* _Consegne_:
1. Riporta parola per parola la parte del diario su Comiso che inizia con "In Europa, nei" e finisce con "illuminati dai bengala.".
2. Secondo il diario su Comiso, quali missili decisero di dispiegare gli Stati Uniti nei Paesi della Nato nel 1979?
3. Per favore, riprendi il diario su Comiso dal punto in cui si ferma e proseguilo.

* _Brano riportato_:
Nel 1979 gli Stati Uniti d’America decisero il dispiegamento nei Paesi della Nato dei nuovi missili a testata nucleare Pershing 2 e Cruise, che dovevano contrapporsi ai missili sovietici SS20, installati nei Paesi del Patto di Varsavia.

Gli euromissili, più che mirare a un impossibile equilibrio del terrore tra i due blocchi, servivano ad affermare la propria supremazia militare.

In Europa, nei Paesi della Nato, nacque un movimento di massa contro la guerra che culminò con azioni dirette nonviolente tese a bloccare o perlomeno a rallentare i lavori di costruzione delle nuove basi.

Questa è la seconda puntata del mio diario di allora, quando avevo 18 anni. La prima puntata si trova a questo link.

Comiso, 9 agosto 1983

Ore 8.10

Le menzogne continuano per radio e vengono a guastarmi il risveglio. Mi sono svegliato con il sole! Ieri notte avanzavamo in gruppi, per i campi, verso l’ex aeroporto, illuminati dai bengala.

Ore 23

Purtroppo l’enormità delle cose successe mi impedisce di descrivere quella rete di rapporti umani che ho allacciato in questi giorni.

Ieri ad esempio ho conosciuto un compagno radicale di Firenze, pare sia l’unico del suo partito e una compagna evangelica di Scicli; i giovani delle comunità valdesi e metodiste italiane sono una realtà significativa qui al Campo dell’International Meeting Against Cruise, con le loro canzoni pacifiste… ma ho incontrato tante altre persone che già conoscevo o ho conosciuto in questi giorni.

Tante cose, come mangiare l’uva in piazza, leggere insieme i giornali, fare la strada da Comiso al Campo IMAC a piedi, non sembrano interessanti da annotare, ma seppure semplici, sono molto importanti: bisogna recuperare il gusto di vivere il quotidiano con uno spirito più attento e partecipe.

* _Record del dataset_:
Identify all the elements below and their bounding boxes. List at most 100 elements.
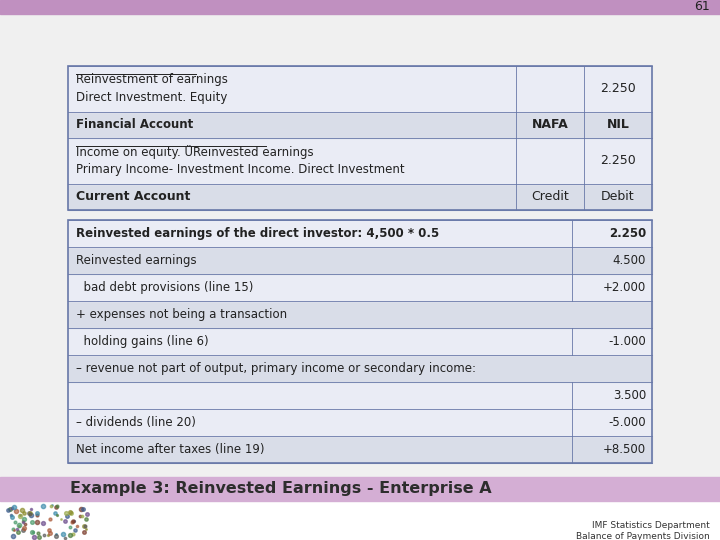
- Point: [28, 533, 40, 540]
- Point: [24, 509, 35, 518]
- Text: -5.000: -5.000: [608, 416, 646, 429]
- Point: [18, 509, 30, 517]
- Text: holding gains (line 6): holding gains (line 6): [76, 335, 209, 348]
- Point: [57, 530, 68, 539]
- Point: [8, 502, 19, 511]
- Point: [16, 506, 27, 515]
- Bar: [68, 355, 652, 382]
- Text: 2.250: 2.250: [608, 227, 646, 240]
- Point: [64, 523, 76, 531]
- Text: +8.500: +8.500: [603, 443, 646, 456]
- Point: [3, 505, 14, 514]
- Point: [59, 516, 71, 525]
- Text: 61: 61: [694, 1, 710, 14]
- Point: [7, 525, 19, 534]
- Text: Financial Account: Financial Account: [76, 118, 193, 132]
- Point: [68, 517, 80, 526]
- Point: [17, 517, 29, 526]
- Point: [69, 526, 81, 535]
- Bar: [68, 409, 652, 436]
- Point: [12, 528, 24, 536]
- Point: [4, 504, 15, 513]
- Point: [31, 509, 42, 517]
- Point: [7, 531, 19, 540]
- Point: [5, 511, 17, 520]
- Text: IMF Statistics Department: IMF Statistics Department: [593, 521, 710, 530]
- Text: Credit: Credit: [531, 191, 569, 204]
- Point: [19, 519, 31, 528]
- Text: bad debt provisions (line 15): bad debt provisions (line 15): [76, 281, 253, 294]
- Bar: [68, 274, 652, 301]
- Text: 2.250: 2.250: [600, 83, 636, 96]
- Text: Reinvested earnings: Reinvested earnings: [76, 254, 197, 267]
- Point: [6, 503, 17, 512]
- Point: [23, 508, 35, 517]
- Bar: [68, 184, 652, 210]
- Point: [75, 504, 86, 513]
- Point: [18, 514, 30, 523]
- Point: [51, 510, 63, 519]
- Text: + expenses not being a transaction: + expenses not being a transaction: [76, 308, 287, 321]
- Point: [65, 509, 76, 517]
- Point: [33, 532, 45, 540]
- Point: [78, 521, 90, 530]
- Text: -1.000: -1.000: [608, 335, 646, 348]
- Point: [44, 515, 55, 523]
- Text: NAFA: NAFA: [531, 118, 568, 132]
- Point: [80, 515, 91, 523]
- Text: Income on equity. ÜReinvested earnings: Income on equity. ÜReinvested earnings: [76, 145, 314, 159]
- Text: 4.500: 4.500: [613, 254, 646, 267]
- Bar: [0, 477, 720, 501]
- Text: Reinvestment of earnings: Reinvestment of earnings: [76, 73, 228, 86]
- Text: 3.500: 3.500: [613, 389, 646, 402]
- Point: [55, 515, 67, 523]
- Point: [31, 511, 42, 519]
- Bar: [68, 220, 652, 463]
- Bar: [68, 382, 652, 409]
- Point: [68, 517, 79, 525]
- Point: [27, 518, 38, 526]
- Point: [77, 505, 89, 514]
- Point: [24, 510, 36, 519]
- Point: [39, 531, 50, 539]
- Point: [9, 518, 21, 526]
- Point: [17, 517, 28, 525]
- Point: [44, 529, 55, 538]
- Point: [12, 525, 23, 534]
- Point: [66, 517, 78, 526]
- Bar: [68, 436, 652, 463]
- Point: [81, 510, 93, 518]
- Text: – revenue not part of output, primary income or secondary income:: – revenue not part of output, primary in…: [76, 362, 476, 375]
- Point: [50, 508, 61, 517]
- Bar: [68, 301, 652, 328]
- Point: [45, 502, 57, 510]
- Bar: [68, 66, 652, 112]
- Text: Net income after taxes (line 19): Net income after taxes (line 19): [76, 443, 264, 456]
- Point: [50, 532, 62, 540]
- Point: [60, 511, 72, 520]
- Point: [14, 521, 25, 529]
- Point: [43, 525, 55, 534]
- Point: [42, 530, 53, 539]
- Text: NIL: NIL: [606, 118, 629, 132]
- Point: [78, 528, 90, 536]
- Point: [46, 501, 58, 510]
- Point: [60, 509, 72, 517]
- Point: [25, 504, 37, 513]
- Text: Debit: Debit: [601, 191, 635, 204]
- Point: [80, 524, 91, 533]
- Bar: [68, 328, 652, 355]
- Point: [8, 526, 19, 535]
- Point: [10, 507, 22, 516]
- Point: [6, 512, 17, 521]
- Point: [18, 524, 30, 532]
- Text: +2.000: +2.000: [603, 281, 646, 294]
- Bar: [68, 247, 652, 274]
- Bar: [68, 220, 652, 247]
- Point: [26, 511, 37, 519]
- Text: Current Account: Current Account: [76, 191, 190, 204]
- Point: [74, 512, 86, 521]
- Point: [17, 526, 28, 535]
- Text: Example 3: Reinvested Earnings - Enterprise A: Example 3: Reinvested Earnings - Enterpr…: [70, 482, 492, 496]
- Point: [71, 522, 83, 530]
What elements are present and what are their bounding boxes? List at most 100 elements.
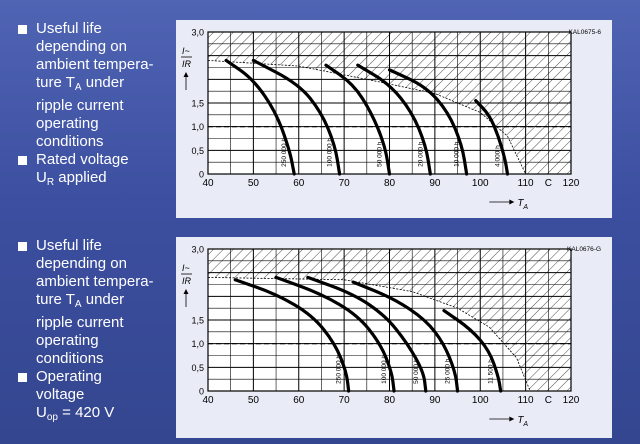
bullet-line: voltage — [36, 386, 85, 403]
bullet-square-icon — [18, 373, 27, 382]
x-tick-label: 100 — [472, 178, 489, 189]
x-tick-label: 80 — [384, 178, 396, 189]
bullet-item: Useful life depending on ambient tempera… — [18, 237, 154, 368]
x-tick-label: 60 — [293, 178, 305, 189]
series-curve — [233, 278, 351, 393]
series-label: 100 000 h — [327, 138, 334, 167]
useful-life-chart-1: 250 000 h 100 000 h 50 000 h 20 000 h 10 000… — [181, 28, 601, 211]
useful-life-chart-2: 250 000 h 100 000 h 50 000 h 25 000 h 11 500… — [181, 245, 601, 428]
y-axis-label-top: I~ — [182, 263, 190, 273]
x-tick-label: 70 — [339, 395, 351, 406]
x-tick-label: 110 — [518, 178, 534, 189]
x-tick-label: 120 — [563, 178, 580, 189]
limit-curve — [207, 277, 531, 392]
y-tick-label: 0 — [199, 387, 204, 397]
series-label: 250 000 h — [281, 138, 288, 167]
bullet-line: conditions — [36, 133, 104, 150]
series-curve — [306, 275, 428, 393]
bullet-line: ambient tempera- — [36, 56, 154, 73]
x-tick-label: 90 — [429, 395, 441, 406]
bullet-square-icon — [18, 25, 27, 34]
bullet-line: Operating — [36, 368, 102, 385]
bullet-item: Operating voltage Uop = 420 V — [18, 368, 154, 427]
x-tick-label: 80 — [384, 395, 396, 406]
bullet-line: Rated voltage — [36, 151, 129, 168]
chart-panel-1: 250 000 h 100 000 h 50 000 h 20 000 h 10 000… — [176, 20, 612, 218]
series-label: 250 000 h — [336, 355, 343, 384]
x-axis-arrowhead-icon — [509, 416, 515, 422]
series-label: 20 000 h — [417, 141, 424, 167]
bullet-line: conditions — [36, 350, 104, 367]
chart-code-label: KAL0676-G — [567, 246, 601, 253]
bullet-line: ripple current — [36, 97, 124, 114]
series-label: 10 000 h — [454, 141, 461, 167]
y-axis-arrowhead-icon — [183, 72, 189, 77]
x-tick-label: 110 — [518, 395, 534, 406]
y-tick-label: 3,0 — [191, 28, 204, 38]
series-label: 4 000 h — [494, 145, 501, 167]
y-axis-label-bottom: IR — [182, 276, 192, 286]
bullet-item: Useful life depending on ambient tempera… — [18, 20, 154, 151]
limit-curve — [207, 60, 526, 175]
chart-code-label: KAL0675-6 — [568, 29, 601, 36]
bullet-item: Rated voltage UR applied — [18, 151, 154, 192]
series-curve — [356, 63, 432, 176]
y-axis-label-top: I~ — [182, 46, 190, 56]
y-tick-label: 0 — [199, 170, 204, 180]
series-label: 50 000 h — [413, 358, 420, 384]
y-tick-label: 1,0 — [191, 122, 204, 132]
x-tick-label: 90 — [429, 178, 441, 189]
series-curve — [474, 99, 510, 176]
series-curve — [387, 68, 469, 176]
x-tick-label: 60 — [293, 395, 305, 406]
x-axis-label-subscript: A — [522, 421, 528, 428]
series-curve — [351, 280, 460, 393]
series-label: 11 500 h — [488, 359, 495, 384]
bullet-line: operating — [36, 332, 99, 349]
y-tick-label: 1,0 — [191, 339, 204, 349]
x-axis-arrowhead-icon — [509, 199, 515, 205]
bullet-line: operating — [36, 115, 99, 132]
bullet-line: Uop = 420 V — [36, 404, 115, 423]
x-tick-label: C — [545, 178, 552, 189]
bullet-line: depending on — [36, 38, 127, 55]
plot-frame — [207, 248, 572, 392]
bullet-line: ripple current — [36, 314, 124, 331]
bullet-line: Useful life — [36, 237, 102, 254]
bullet-line: Useful life — [36, 20, 102, 37]
bullet-square-icon — [18, 156, 27, 165]
x-tick-label: 120 — [563, 395, 580, 406]
x-tick-label: 50 — [248, 395, 260, 406]
x-axis-label: T — [517, 415, 524, 426]
y-tick-label: 1,5 — [191, 99, 204, 109]
bullet-square-icon — [18, 242, 27, 251]
series-curve — [224, 58, 296, 176]
series-label: 50 000 h — [377, 141, 384, 167]
y-axis-arrowhead-icon — [183, 289, 189, 294]
chart-panel-2: 250 000 h 100 000 h 50 000 h 25 000 h 11 500… — [176, 237, 612, 438]
x-tick-label: 50 — [248, 178, 260, 189]
x-axis-label-subscript: A — [522, 204, 528, 211]
bullet-line: ture TA under — [36, 74, 125, 93]
y-axis-label-bottom: IR — [182, 59, 192, 69]
series-label: 25 000 h — [445, 358, 452, 384]
bullet-line: ture TA under — [36, 291, 125, 310]
y-tick-label: 3,0 — [191, 245, 204, 255]
x-tick-label: 40 — [202, 395, 214, 406]
series-curve — [442, 308, 503, 393]
text-block-1: Useful life depending on ambient tempera… — [18, 20, 154, 192]
x-axis-label: T — [517, 198, 524, 209]
text-block-2: Useful life depending on ambient tempera… — [18, 237, 154, 427]
y-tick-label: 1,5 — [191, 316, 204, 326]
bullet-line: UR applied — [36, 169, 107, 188]
y-tick-label: 0,5 — [191, 363, 204, 373]
x-tick-label: 40 — [202, 178, 214, 189]
series-curve — [324, 63, 392, 176]
bullet-line: depending on — [36, 255, 127, 272]
x-tick-label: 100 — [472, 395, 489, 406]
series-curve — [251, 58, 342, 176]
x-tick-label: 70 — [339, 178, 351, 189]
x-tick-label: C — [545, 395, 552, 406]
bullet-line: ambient tempera- — [36, 273, 154, 290]
series-curve — [274, 275, 396, 393]
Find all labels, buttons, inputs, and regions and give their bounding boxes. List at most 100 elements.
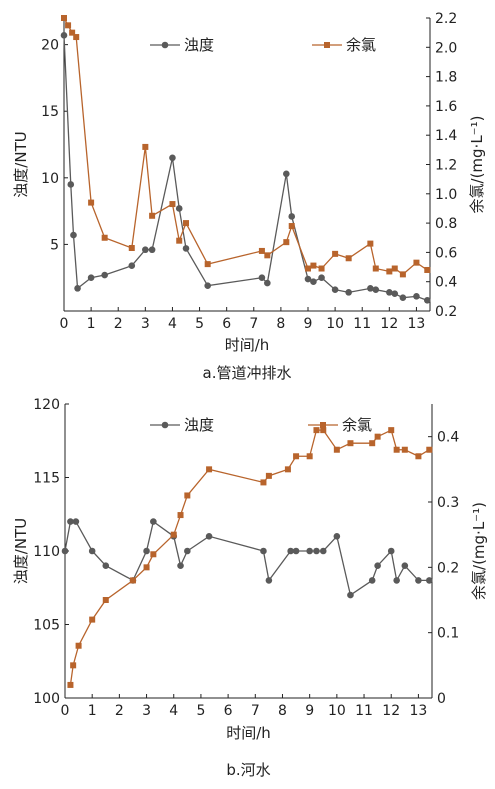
x-tick-label: 12 [382,703,400,719]
turbidity-point [70,231,77,239]
chlorine-point [149,212,156,219]
chart-panel-b: 0 1 2 3 4 5 6 7 8 9 10 11 12 1310010511011512000.10.2… [12,397,488,779]
chlorine-point [393,446,400,453]
chlorine-point [284,466,291,473]
chlorine-point [345,255,352,262]
y-left-tick-label: 15 [41,104,59,120]
chart-panel-a: 0 1 2 3 4 5 6 7 8 9 10 11 12 1351015200.20.40.60.81.0… [12,11,486,382]
chlorine-point [260,479,267,486]
turbidity-point [87,274,95,282]
chlorine-point [391,265,398,272]
turbidity-point [102,562,110,569]
turbidity-point [306,547,313,555]
legend-label: 浊度 [184,416,214,434]
y-left-axis-label: 浊度/NTU [12,518,30,584]
chlorine-point [332,250,339,257]
chlorine-point [310,262,317,269]
chlorine-point [283,239,290,246]
y-right-axis-label: 余氯/(mg·L⁻¹) [470,502,488,600]
legend-marker [161,421,169,429]
turbidity-point [391,290,399,297]
x-tick-label: 9 [304,316,313,332]
turbidity-point [61,547,69,555]
chlorine-point [318,265,325,272]
chlorine-point [305,265,311,272]
turbidity-point [423,297,431,304]
chlorine-point [288,223,295,230]
turbidity-point [372,286,380,293]
chlorine-point [369,440,376,447]
x-tick-label: 0 [61,703,70,719]
turbidity-point [345,289,352,296]
chlorine-point [61,15,67,21]
y-right-axis-label: 余氯/(mg·L⁻¹) [468,116,486,214]
x-axis-label: 时间/h [226,724,271,742]
chlorine-point [265,472,272,479]
chlorine-point [306,453,313,460]
turbidity-point [283,170,290,178]
chlorine-point [206,466,213,473]
turbidity-point [413,293,420,300]
turbidity-point [169,154,176,162]
y-left-tick-label: 105 [33,618,60,634]
turbidity-point [60,32,68,39]
turbidity-point [401,562,409,569]
x-tick-label: 1 [88,703,97,719]
chlorine-point [204,261,211,268]
chlorine-point [170,531,177,538]
y-right-tick-label: 2.2 [435,11,457,27]
turbidity-point [88,547,96,555]
x-tick-label: 2 [114,316,123,332]
x-tick-label: 4 [168,316,177,332]
turbidity-point [143,547,150,555]
y-right-tick-label: 0.2 [437,560,459,576]
chlorine-point [313,427,320,434]
turbidity-point [310,278,317,286]
legend-marker [161,41,169,49]
y-left-tick-label: 10 [41,171,59,187]
chlorine-point [413,259,420,266]
chlorine-point [65,22,72,29]
series-line-turbidity [64,520,430,597]
y-right-tick-label: 0.8 [435,216,457,232]
x-tick-label: 13 [408,316,426,332]
x-tick-label: 11 [353,316,371,332]
chlorine-point [426,446,433,453]
turbidity-point [425,577,433,584]
chlorine-point [399,271,406,278]
chlorine-point [102,597,109,603]
x-tick-label: 6 [224,703,233,719]
y-right-tick-label: 1.2 [435,158,457,174]
turbidity-point [313,547,320,555]
series-line-turbidity [63,35,428,301]
chlorine-point [372,265,379,272]
y-right-tick-label: 0.2 [435,304,457,320]
x-tick-label: 8 [278,703,287,719]
turbidity-point [304,275,312,283]
chlorine-point [142,143,149,150]
x-tick-label: 0 [60,316,69,332]
y-right-tick-label: 2.0 [435,40,457,56]
x-tick-label: 11 [355,703,373,719]
y-right-tick-label: 0.4 [437,430,459,446]
x-tick-label: 5 [195,316,204,332]
chlorine-point [264,252,271,259]
x-tick-label: 1 [87,316,96,332]
chlorine-point [89,616,96,623]
turbidity-point [292,547,300,555]
y-right-tick-label: 1.4 [435,128,457,144]
turbidity-point [184,547,191,555]
turbidity-point [67,181,75,188]
legend-label: 浊度 [184,36,214,54]
x-tick-label: 4 [169,703,178,719]
x-tick-label: 10 [326,316,344,332]
chlorine-point [73,34,80,41]
turbidity-point [368,577,376,584]
chlorine-point [67,681,74,688]
x-tick-label: 9 [305,703,314,719]
chlorine-point [75,642,82,649]
series-line-chlorine [63,17,428,276]
turbidity-point [331,286,339,293]
chlorine-point [424,266,431,273]
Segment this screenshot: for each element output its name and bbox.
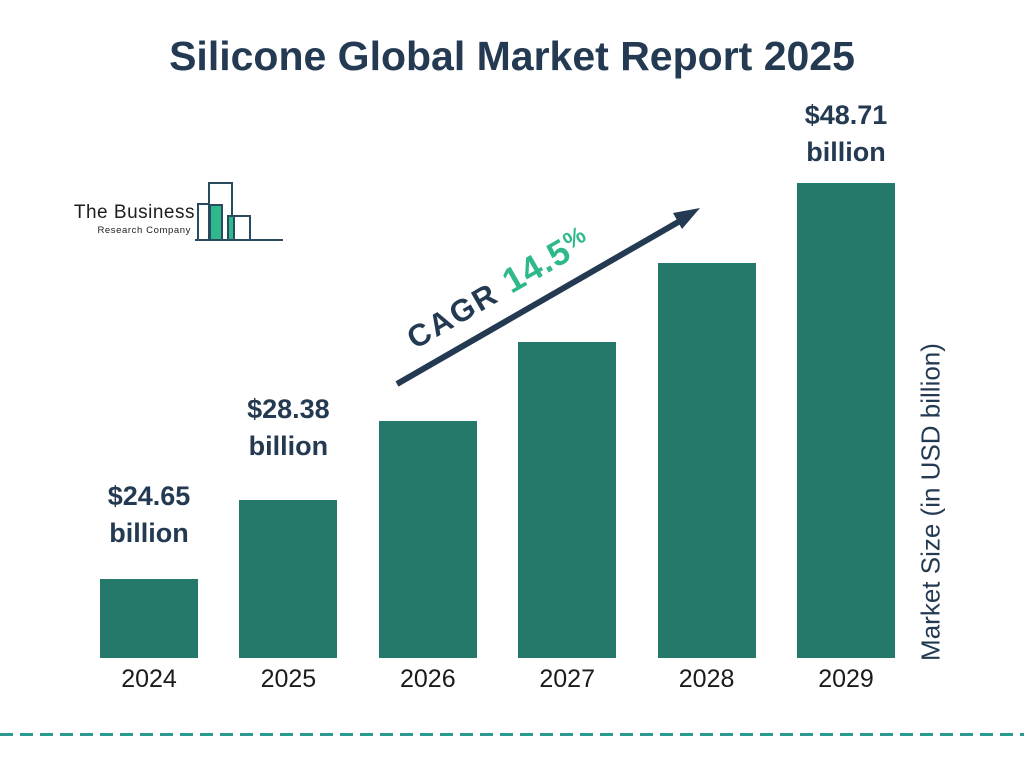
trend-arrow bbox=[395, 208, 700, 387]
bar-2029 bbox=[797, 183, 895, 658]
logo: The Business Research Company bbox=[70, 178, 285, 246]
logo-text: The Business Research Company bbox=[70, 202, 195, 236]
value-unit: billion bbox=[248, 431, 329, 461]
value-amount: $24.65 bbox=[107, 481, 191, 511]
x-tick-2028: 2028 bbox=[678, 665, 735, 693]
bottom-dashed-divider bbox=[0, 733, 1024, 736]
bar-2028 bbox=[657, 263, 756, 658]
value-amount: $48.71 bbox=[804, 100, 888, 130]
logo-company-subtitle: Research Company bbox=[97, 225, 191, 236]
value-unit: billion bbox=[806, 137, 886, 167]
value-label-2029: $48.71 billion bbox=[756, 97, 936, 171]
bar-2025 bbox=[239, 500, 338, 658]
bar-2026 bbox=[378, 421, 477, 658]
logo-company-name: The Business bbox=[73, 202, 195, 223]
x-tick-2027: 2027 bbox=[539, 665, 595, 693]
page-title: Silicone Global Market Report 2025 bbox=[169, 33, 855, 79]
value-amount: $28.38 bbox=[247, 394, 330, 424]
x-tick-2029: 2029 bbox=[818, 665, 874, 693]
y-axis-label: Market Size (in USD billion) bbox=[915, 343, 946, 661]
value-label-2024: $24.65 billion bbox=[59, 478, 239, 552]
bar-2027 bbox=[518, 342, 617, 658]
logo-bar-chart-icon bbox=[195, 182, 283, 241]
x-tick-2024: 2024 bbox=[121, 665, 177, 693]
value-label-2025: $28.38 billion bbox=[198, 391, 378, 465]
x-tick-2025: 2025 bbox=[260, 665, 317, 693]
bar-2024 bbox=[100, 579, 198, 658]
value-unit: billion bbox=[109, 518, 189, 548]
x-tick-2026: 2026 bbox=[399, 665, 456, 693]
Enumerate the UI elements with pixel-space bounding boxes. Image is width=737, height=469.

* _Risposte alle consegne_:
1.
In Europa, nei Paesi della Nato, nacque un movimento di massa contro la guerra che culminò con azioni dirette nonviolente tese a bloccare o perlomeno a rallentare i lavori di costruzione delle nuove basi.

Questa è la seconda puntata del mio diario di allora, quando avevo 18 anni. La prima puntata si trova a questo link.

Comiso, 9 agosto 1983

Ore 8.10

Le menzogne continuano per radio e vengono a guastarmi il risveglio. Mi sono svegliato con il sole! Ieri notte avanzavamo in gruppi, per i campi, verso l’ex aeroporto, illuminati dai bengala.

2. I missili a testata nucleare Pershing 2 e Cruise.

3.
Questa mattina in una ventina siamo partiti per Ragusa. In pullman c’era una gran voglia di parlare di quanto si era vissuto ieri; era un bisogno molto forte, sono cose che non si possono tener dentro… e più si parla fra di noi di tutto questo, più cresce la determinazione a resistere.

A Ragusa abbiamo manifestato in una cinquantina fuori dal carcere (molti erano rimasti al Campo a Comiso, altri sono già ripartiti) per chiedere la liberazione dei compagni arrestati e per fare giungere loro la nostra solidarietà: “Pace sì, ma quella vera: i pacifisti fuori dalla galera!” forse ci hanno risposto…

La cosa più bella di oggi è stata l’incontro con un ragazzo che fa il servizio di leva nei Carabinieri, ci ha incontrato a Ragusa e voleva parlarci.

Quando c’è stata la carica –  e questo mi è stato poi confermato da un compagno dell’Autonomia – ha gettato il manganello e ha aiutato qualcuno a scappare. “E’ assurdo! Non me lo sarei mai immaginato, è stata una cosa da bestie…” ci ha ripetuto molte volte

Ci ha dato molti particolari: il sergente che caricava con il frustino e incitava i suoi uomini a spaccarci i denti. A lui non risulta nessun poliziotto ferito per gli inesistenti scontri con i pacifisti e i pochissimi contusi si sono fatti male nella foga di pestarci!

La stampa di regime dice altro. “La Sicilia” e il “Corriere della Sera” sono arrivati a parlare di 22 oppure di 34 (un po’ come i numeri del lotto) poliziotti feriti! “Il Giornale” ha parlato di guerriglia urbana!  Così si chiama ora la caccia all’uomo tra i vigneti…

Nel descrivere la motivazione della carica la stampa di regime ha sbizzarrito la propria fantasia imputando ai pacifisti e agli autonomi la responsabilità di provocazioni o di vere e proprie aggressioni!

Il giovane carabiniere ci ha confermato che la carica era già stata decisa e (cosa terribile anche per lui) era attesa con impazienza da molti carabinieri che hanno sfogato con brutalità bestiale un’aggressività costruita e fatta crescere dai loro superiori.

I compagni fermati sono stati massacrati di botte facendoli passare fra due file di agenti che li colpivano con i manganelli prima di farli salire sul cellulare.

Il dramma di questo compagno, di questo giovane carabiniere, è stato grande: i suoi… “camerati” hanno continuato a vantarsi di quello che avevano fatto tranne pochi che tacevano.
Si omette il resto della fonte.